Note how many lines hold the string "face" and give that number without any other words.

____________

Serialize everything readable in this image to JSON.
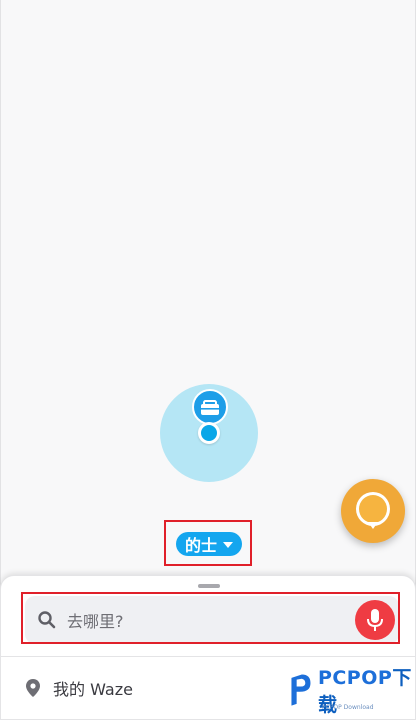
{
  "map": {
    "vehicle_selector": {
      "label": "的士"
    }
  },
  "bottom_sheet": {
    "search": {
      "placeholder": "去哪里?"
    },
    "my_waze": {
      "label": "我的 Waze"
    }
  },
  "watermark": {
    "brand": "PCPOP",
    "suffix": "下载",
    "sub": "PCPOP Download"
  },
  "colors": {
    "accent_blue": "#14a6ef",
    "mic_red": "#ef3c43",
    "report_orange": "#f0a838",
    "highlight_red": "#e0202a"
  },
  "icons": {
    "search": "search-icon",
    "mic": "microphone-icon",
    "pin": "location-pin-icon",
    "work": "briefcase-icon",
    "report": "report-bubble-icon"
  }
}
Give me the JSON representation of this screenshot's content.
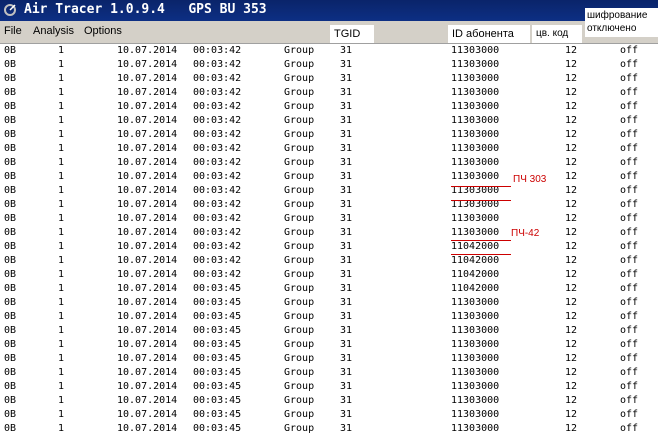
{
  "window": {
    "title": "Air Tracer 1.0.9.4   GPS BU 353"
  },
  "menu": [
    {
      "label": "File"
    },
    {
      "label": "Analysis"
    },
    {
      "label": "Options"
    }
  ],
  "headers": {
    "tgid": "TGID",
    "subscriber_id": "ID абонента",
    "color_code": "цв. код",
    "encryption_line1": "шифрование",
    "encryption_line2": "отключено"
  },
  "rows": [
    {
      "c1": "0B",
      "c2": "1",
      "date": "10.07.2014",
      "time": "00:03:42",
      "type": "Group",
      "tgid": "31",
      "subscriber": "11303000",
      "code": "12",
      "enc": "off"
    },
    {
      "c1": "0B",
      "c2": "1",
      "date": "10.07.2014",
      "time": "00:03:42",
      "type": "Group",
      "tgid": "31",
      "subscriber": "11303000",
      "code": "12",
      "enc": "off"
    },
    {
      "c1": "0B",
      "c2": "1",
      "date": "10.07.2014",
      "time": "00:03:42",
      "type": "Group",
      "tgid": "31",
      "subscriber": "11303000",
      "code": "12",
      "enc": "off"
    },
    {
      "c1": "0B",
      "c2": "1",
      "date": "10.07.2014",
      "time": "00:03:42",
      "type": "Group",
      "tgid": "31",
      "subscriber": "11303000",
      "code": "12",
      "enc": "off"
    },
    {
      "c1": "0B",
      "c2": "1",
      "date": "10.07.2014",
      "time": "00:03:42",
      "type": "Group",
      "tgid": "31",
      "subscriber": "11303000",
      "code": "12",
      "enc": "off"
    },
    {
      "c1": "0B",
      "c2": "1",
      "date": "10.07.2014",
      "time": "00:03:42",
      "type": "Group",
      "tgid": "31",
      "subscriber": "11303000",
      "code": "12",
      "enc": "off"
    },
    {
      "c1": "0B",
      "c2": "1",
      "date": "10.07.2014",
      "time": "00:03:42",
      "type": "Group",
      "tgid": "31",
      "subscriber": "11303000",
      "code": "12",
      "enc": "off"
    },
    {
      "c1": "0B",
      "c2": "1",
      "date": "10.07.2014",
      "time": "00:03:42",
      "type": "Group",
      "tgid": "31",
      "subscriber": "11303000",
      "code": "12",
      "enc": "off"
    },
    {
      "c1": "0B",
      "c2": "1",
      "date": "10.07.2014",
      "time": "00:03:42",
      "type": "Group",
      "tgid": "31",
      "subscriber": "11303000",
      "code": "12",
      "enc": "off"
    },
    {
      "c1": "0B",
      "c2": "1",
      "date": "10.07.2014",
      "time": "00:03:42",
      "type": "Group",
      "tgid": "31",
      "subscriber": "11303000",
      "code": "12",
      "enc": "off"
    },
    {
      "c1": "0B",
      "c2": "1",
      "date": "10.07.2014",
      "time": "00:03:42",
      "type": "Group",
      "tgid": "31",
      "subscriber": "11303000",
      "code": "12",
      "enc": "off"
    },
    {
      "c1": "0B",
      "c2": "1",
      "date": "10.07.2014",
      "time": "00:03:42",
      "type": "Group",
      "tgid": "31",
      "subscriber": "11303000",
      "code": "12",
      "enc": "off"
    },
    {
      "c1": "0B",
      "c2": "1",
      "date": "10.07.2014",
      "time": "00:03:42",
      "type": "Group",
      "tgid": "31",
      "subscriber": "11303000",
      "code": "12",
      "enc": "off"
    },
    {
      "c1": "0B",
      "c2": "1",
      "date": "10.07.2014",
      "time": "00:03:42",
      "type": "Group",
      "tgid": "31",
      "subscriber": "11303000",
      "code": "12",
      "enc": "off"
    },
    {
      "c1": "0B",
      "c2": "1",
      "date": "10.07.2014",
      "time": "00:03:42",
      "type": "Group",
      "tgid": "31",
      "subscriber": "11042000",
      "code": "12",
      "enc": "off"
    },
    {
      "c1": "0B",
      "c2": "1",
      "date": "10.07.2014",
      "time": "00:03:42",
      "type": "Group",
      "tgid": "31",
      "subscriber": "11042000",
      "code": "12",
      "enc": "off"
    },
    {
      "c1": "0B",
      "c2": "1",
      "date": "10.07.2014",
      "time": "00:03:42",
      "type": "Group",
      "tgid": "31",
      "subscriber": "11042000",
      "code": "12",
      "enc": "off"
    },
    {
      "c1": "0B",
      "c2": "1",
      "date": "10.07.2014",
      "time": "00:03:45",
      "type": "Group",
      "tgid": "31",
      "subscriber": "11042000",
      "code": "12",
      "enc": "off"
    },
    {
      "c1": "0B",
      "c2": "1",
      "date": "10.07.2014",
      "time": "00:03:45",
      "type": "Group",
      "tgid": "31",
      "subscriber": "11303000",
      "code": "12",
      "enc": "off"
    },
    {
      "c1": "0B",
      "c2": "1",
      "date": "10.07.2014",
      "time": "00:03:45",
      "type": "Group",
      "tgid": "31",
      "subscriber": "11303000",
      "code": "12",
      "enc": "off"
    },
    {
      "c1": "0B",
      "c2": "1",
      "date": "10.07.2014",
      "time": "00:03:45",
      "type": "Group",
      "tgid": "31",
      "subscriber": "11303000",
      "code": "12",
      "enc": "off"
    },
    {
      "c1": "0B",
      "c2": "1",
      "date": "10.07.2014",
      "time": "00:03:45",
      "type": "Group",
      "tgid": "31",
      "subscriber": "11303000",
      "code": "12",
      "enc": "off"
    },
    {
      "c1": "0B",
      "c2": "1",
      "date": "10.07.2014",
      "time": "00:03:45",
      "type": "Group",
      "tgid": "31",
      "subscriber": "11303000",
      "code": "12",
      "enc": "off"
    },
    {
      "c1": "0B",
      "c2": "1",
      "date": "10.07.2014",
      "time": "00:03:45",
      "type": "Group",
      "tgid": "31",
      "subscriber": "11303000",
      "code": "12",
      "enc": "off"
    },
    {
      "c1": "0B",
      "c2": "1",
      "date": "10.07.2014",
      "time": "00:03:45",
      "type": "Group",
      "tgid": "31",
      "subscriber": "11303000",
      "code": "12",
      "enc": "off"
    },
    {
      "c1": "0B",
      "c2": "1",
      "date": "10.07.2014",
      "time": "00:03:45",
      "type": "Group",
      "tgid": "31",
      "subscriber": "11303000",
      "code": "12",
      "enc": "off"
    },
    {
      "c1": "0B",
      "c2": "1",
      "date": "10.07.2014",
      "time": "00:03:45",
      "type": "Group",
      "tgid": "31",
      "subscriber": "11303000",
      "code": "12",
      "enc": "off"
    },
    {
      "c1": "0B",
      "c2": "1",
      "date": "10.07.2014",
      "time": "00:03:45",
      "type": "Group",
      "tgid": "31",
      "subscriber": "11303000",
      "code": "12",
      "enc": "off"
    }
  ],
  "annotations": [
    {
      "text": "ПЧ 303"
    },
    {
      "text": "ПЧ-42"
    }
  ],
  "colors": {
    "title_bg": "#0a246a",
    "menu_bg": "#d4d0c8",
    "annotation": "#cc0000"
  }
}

____________

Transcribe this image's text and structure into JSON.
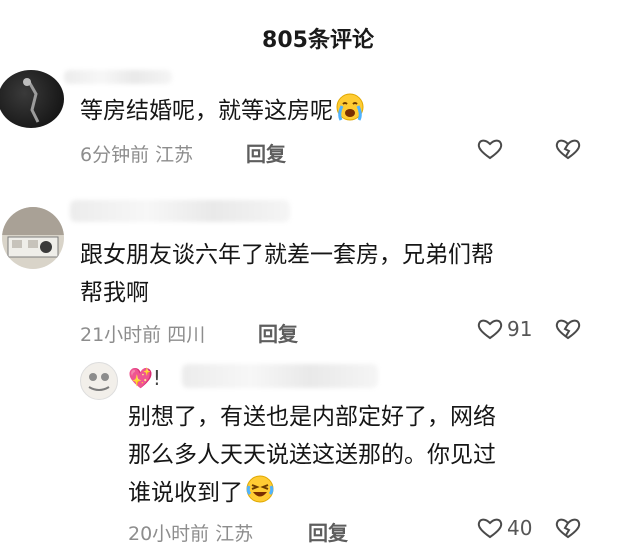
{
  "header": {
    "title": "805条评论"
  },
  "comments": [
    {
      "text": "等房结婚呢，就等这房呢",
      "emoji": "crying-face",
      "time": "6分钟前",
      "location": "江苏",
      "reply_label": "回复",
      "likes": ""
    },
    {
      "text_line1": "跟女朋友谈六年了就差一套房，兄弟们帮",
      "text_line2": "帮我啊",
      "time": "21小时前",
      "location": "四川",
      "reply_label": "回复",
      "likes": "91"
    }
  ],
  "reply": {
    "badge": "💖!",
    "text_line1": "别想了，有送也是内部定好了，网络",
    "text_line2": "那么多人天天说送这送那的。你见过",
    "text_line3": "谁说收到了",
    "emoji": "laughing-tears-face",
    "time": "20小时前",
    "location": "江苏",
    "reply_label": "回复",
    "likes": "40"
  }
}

____________

- Reply:
2